_What is being asked_
Work out how many lines of the records hold the string "Grafico", and reply with that number alone.

[start Source data]

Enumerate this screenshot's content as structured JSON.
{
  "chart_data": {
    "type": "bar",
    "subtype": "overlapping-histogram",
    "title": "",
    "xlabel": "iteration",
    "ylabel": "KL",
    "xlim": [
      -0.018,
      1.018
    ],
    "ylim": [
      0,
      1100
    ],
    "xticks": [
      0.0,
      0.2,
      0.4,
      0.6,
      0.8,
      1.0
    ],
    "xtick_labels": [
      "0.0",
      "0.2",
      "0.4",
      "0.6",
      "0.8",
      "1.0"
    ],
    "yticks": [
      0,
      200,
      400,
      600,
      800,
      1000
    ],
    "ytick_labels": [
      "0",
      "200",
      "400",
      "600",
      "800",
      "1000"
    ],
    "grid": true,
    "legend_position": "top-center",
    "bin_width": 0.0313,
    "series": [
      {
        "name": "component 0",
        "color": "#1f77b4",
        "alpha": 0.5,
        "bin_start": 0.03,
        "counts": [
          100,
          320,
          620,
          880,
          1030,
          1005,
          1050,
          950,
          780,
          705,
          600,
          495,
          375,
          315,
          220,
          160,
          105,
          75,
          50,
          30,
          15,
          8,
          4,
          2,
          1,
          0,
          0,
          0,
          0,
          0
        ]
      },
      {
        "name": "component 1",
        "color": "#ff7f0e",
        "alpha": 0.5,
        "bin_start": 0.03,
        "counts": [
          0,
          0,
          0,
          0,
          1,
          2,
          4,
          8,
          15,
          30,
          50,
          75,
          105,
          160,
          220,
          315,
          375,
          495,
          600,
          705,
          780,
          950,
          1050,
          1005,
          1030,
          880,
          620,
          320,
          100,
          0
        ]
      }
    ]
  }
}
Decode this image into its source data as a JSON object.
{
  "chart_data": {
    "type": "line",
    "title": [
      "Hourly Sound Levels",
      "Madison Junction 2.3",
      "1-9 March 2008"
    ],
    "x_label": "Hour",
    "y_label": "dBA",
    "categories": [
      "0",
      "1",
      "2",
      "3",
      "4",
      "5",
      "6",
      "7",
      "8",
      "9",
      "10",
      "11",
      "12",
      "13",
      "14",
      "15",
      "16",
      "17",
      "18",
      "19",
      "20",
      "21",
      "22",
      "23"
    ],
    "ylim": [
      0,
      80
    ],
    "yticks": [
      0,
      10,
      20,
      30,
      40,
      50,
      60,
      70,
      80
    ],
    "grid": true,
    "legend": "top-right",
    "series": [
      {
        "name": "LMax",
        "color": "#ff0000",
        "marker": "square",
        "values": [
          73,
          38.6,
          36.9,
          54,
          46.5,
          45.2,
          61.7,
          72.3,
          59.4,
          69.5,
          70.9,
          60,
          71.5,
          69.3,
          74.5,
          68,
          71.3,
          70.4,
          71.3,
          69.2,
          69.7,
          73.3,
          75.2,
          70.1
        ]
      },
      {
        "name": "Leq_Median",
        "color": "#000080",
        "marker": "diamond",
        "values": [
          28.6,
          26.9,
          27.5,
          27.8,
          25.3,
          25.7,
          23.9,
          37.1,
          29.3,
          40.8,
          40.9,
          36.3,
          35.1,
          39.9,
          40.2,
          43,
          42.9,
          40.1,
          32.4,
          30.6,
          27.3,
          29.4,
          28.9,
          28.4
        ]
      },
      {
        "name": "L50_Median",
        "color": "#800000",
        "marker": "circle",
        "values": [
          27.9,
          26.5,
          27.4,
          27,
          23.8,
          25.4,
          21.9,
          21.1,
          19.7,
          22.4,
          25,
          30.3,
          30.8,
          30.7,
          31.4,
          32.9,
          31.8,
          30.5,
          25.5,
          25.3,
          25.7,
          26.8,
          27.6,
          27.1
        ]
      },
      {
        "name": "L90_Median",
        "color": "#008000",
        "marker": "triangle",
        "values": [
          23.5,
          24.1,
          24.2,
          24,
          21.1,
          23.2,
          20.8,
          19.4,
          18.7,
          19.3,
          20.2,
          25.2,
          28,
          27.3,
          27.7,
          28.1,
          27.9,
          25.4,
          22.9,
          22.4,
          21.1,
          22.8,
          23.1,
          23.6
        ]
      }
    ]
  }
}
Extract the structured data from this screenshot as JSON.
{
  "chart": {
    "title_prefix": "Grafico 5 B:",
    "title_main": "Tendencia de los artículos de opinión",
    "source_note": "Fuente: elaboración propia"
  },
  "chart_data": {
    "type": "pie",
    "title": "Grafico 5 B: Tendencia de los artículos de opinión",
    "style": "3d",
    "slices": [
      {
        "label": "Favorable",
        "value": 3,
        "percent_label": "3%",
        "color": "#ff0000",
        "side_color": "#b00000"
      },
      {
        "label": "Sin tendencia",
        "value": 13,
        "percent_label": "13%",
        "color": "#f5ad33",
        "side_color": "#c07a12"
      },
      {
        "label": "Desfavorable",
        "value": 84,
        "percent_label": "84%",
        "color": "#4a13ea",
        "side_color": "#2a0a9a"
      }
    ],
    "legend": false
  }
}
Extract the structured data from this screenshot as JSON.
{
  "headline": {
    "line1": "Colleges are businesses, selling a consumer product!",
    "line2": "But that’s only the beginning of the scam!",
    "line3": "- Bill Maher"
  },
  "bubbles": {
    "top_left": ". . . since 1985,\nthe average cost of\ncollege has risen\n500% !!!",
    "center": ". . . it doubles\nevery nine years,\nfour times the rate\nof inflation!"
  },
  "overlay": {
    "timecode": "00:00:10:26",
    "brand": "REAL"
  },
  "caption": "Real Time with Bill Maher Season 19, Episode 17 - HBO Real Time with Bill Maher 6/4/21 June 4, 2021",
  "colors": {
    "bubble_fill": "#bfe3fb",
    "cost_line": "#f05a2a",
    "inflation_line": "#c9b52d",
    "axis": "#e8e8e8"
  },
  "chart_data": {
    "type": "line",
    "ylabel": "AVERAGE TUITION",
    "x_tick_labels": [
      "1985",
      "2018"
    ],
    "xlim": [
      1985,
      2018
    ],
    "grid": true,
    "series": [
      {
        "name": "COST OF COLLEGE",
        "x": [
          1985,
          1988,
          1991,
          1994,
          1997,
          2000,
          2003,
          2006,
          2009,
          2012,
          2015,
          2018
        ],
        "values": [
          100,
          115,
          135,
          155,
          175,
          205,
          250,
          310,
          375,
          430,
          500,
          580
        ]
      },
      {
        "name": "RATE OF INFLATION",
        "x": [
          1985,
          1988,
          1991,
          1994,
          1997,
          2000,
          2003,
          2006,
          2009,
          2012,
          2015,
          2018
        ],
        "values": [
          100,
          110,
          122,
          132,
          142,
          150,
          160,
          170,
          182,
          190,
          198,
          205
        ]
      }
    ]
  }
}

[end Source data]

_Exercise output_
2